What the exercise asks :: Report only how many lines hold the word "forecast".

Entries supplied ::
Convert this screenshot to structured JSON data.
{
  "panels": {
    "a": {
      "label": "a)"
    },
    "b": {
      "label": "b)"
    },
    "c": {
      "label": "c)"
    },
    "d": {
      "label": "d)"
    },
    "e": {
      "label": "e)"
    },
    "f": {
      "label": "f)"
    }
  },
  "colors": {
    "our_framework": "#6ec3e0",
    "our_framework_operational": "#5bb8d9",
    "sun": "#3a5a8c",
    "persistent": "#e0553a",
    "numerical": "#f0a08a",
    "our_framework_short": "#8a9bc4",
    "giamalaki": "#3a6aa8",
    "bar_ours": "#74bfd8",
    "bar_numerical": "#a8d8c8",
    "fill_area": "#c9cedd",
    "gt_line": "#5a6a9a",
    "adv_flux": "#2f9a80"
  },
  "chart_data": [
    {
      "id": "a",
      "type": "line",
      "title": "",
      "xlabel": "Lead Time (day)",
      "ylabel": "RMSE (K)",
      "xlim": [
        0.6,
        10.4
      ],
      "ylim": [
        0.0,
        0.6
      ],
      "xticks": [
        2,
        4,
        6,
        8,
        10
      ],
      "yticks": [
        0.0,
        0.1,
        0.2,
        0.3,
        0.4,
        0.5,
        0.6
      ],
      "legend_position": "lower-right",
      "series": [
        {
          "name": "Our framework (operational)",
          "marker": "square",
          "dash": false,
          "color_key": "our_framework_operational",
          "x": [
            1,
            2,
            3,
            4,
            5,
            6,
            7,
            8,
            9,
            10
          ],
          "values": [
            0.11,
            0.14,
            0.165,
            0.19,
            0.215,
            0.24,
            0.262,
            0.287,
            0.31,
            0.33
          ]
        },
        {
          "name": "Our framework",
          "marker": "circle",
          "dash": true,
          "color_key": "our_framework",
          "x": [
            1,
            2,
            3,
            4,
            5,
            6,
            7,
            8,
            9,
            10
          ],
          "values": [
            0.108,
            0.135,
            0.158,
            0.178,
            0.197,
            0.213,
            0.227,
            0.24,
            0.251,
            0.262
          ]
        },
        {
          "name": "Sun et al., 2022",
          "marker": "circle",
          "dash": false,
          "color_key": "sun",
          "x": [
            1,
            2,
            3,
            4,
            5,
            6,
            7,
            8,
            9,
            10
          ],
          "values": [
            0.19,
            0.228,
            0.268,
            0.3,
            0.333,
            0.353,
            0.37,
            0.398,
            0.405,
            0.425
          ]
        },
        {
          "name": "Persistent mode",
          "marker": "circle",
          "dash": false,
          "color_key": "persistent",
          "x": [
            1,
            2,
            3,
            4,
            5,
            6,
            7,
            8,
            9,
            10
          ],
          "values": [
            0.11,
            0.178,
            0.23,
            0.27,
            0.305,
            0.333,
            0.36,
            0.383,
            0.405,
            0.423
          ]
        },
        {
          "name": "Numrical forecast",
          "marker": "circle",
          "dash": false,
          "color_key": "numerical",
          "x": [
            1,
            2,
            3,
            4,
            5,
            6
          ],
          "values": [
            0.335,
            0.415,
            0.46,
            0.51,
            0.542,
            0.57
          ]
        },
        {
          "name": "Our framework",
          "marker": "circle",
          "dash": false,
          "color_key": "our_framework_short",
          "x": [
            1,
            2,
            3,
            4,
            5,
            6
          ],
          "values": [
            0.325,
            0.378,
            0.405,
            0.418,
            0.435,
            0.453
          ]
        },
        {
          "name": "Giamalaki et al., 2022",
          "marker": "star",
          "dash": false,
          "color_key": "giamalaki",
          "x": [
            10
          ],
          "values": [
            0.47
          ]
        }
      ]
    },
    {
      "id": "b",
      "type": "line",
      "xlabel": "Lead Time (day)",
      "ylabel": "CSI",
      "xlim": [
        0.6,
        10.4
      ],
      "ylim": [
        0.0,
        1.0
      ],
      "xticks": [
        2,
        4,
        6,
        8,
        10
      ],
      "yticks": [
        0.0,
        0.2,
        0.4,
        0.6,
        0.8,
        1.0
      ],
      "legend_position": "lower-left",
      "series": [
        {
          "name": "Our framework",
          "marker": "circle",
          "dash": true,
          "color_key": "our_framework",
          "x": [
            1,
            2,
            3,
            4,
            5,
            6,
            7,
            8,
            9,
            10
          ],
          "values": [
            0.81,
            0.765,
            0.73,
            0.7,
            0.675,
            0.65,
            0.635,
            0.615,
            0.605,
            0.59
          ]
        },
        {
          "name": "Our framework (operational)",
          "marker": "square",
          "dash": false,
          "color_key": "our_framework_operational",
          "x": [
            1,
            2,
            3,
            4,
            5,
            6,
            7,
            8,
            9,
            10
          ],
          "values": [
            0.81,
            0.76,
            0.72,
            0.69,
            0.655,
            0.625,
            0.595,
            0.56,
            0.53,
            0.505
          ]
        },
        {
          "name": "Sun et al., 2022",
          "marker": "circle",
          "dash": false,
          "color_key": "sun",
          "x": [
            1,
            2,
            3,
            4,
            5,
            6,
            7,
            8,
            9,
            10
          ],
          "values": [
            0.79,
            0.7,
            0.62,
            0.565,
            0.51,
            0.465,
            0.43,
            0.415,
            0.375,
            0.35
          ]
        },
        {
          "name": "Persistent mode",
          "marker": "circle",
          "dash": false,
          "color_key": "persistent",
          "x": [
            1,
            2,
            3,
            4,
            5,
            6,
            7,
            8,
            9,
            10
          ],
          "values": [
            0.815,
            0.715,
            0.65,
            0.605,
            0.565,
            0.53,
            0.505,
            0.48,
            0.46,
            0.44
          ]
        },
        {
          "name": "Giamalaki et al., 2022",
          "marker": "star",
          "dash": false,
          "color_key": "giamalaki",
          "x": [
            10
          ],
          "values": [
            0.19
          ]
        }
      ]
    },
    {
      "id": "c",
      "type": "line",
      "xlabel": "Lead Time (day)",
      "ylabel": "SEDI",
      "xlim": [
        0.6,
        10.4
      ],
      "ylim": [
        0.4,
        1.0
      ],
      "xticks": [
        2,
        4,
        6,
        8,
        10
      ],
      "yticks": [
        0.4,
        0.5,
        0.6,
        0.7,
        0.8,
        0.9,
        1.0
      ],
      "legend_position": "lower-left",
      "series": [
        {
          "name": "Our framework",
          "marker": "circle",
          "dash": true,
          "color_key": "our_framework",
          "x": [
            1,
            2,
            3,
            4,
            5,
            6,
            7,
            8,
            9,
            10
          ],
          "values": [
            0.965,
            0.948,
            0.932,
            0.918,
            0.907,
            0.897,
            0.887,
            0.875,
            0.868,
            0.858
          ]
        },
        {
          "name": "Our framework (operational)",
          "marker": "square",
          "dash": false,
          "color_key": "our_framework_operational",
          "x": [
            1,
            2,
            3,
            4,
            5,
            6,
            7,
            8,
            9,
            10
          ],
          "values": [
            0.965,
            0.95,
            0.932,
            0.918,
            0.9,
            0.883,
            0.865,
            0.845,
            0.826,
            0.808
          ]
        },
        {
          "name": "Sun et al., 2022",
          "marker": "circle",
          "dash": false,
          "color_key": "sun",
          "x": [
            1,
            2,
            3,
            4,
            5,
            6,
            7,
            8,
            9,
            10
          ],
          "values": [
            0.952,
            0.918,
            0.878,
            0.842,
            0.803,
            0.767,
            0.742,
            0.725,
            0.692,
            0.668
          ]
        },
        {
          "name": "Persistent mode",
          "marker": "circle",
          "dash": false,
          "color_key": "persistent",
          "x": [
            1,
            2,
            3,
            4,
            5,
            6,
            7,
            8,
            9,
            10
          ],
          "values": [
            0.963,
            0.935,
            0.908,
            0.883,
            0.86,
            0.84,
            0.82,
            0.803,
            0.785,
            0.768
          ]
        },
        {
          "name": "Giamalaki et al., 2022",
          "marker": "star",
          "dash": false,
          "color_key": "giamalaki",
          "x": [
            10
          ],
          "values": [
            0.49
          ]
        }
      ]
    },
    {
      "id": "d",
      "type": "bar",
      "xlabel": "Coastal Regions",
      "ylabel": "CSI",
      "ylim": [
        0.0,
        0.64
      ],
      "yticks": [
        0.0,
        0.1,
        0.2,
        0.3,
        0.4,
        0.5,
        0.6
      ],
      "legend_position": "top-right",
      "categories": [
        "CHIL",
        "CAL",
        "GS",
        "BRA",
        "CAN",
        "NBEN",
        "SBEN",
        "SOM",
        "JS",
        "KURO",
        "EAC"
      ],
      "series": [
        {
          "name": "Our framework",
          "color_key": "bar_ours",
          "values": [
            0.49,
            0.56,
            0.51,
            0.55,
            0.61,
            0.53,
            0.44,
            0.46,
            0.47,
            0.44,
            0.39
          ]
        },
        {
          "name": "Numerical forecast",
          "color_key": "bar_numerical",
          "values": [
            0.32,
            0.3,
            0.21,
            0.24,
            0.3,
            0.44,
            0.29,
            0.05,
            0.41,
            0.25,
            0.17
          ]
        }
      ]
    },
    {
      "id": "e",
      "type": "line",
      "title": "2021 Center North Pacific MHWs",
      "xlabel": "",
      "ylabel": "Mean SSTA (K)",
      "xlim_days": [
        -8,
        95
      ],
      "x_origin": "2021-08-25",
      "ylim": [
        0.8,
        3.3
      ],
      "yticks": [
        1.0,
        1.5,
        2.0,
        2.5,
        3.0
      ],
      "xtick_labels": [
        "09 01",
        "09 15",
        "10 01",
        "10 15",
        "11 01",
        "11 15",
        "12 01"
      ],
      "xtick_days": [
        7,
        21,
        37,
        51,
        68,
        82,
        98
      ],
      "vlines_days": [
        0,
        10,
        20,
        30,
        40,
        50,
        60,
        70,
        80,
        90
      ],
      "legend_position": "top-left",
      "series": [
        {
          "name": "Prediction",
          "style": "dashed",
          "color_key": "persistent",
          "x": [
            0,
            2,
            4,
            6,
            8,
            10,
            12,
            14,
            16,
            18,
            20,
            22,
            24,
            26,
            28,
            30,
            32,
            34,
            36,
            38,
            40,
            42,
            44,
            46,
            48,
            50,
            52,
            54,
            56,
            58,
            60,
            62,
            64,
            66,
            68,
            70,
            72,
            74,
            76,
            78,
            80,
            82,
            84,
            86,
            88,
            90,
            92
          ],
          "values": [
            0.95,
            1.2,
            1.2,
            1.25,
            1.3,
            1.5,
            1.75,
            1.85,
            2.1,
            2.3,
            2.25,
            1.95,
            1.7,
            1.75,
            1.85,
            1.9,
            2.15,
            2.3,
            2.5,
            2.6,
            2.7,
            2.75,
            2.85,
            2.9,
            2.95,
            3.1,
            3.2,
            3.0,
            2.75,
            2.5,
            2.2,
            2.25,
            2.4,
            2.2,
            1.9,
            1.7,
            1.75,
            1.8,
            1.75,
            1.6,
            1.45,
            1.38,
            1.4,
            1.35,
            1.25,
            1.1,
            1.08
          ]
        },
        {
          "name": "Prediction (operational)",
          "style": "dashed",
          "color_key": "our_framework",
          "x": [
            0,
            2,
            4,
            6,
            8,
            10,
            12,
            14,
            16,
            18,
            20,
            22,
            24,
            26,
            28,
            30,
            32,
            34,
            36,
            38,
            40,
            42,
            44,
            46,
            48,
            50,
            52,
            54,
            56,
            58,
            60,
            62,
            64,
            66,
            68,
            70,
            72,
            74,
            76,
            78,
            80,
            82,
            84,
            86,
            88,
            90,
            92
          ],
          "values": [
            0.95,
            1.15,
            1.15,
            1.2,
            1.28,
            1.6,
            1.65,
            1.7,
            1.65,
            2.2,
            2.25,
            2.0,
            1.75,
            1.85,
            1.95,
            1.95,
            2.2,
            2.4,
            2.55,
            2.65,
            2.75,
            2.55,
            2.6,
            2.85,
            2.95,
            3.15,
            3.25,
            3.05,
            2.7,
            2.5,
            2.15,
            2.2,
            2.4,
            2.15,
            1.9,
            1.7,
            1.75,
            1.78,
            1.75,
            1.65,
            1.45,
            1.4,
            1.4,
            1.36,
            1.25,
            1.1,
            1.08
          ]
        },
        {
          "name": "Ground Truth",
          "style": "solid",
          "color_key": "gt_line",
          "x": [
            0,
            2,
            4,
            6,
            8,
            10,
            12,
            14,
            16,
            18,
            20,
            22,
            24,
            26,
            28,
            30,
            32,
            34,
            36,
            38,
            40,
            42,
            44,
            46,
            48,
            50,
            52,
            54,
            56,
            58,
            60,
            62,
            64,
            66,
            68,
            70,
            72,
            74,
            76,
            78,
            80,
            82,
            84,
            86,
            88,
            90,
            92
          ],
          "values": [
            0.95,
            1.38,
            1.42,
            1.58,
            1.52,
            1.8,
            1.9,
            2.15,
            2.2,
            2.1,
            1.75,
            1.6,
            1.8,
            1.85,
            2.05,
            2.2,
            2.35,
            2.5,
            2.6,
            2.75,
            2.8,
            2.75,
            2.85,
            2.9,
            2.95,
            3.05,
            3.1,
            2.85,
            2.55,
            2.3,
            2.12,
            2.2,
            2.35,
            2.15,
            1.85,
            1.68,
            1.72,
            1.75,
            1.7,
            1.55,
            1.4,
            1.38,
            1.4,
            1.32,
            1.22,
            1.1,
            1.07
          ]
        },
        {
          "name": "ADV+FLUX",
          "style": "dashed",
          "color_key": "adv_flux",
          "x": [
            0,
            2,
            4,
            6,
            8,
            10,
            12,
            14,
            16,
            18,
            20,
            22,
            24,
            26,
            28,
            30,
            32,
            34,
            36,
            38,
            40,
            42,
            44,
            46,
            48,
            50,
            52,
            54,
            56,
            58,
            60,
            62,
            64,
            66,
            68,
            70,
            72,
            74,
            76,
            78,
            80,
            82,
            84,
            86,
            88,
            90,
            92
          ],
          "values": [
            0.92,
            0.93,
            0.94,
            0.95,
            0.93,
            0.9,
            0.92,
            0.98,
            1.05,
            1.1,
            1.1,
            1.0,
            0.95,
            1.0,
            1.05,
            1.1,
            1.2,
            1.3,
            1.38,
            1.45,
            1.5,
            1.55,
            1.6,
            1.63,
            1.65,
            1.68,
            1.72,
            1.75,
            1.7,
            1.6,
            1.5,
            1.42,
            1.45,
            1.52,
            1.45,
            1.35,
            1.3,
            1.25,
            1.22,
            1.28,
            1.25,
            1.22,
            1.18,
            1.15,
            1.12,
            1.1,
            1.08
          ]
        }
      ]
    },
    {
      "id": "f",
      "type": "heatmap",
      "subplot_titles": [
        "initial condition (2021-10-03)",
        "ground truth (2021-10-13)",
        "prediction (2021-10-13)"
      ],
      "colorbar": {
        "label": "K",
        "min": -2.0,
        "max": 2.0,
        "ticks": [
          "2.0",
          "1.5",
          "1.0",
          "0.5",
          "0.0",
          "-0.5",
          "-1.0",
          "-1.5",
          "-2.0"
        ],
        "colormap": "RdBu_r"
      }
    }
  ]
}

Solved exercise :: 2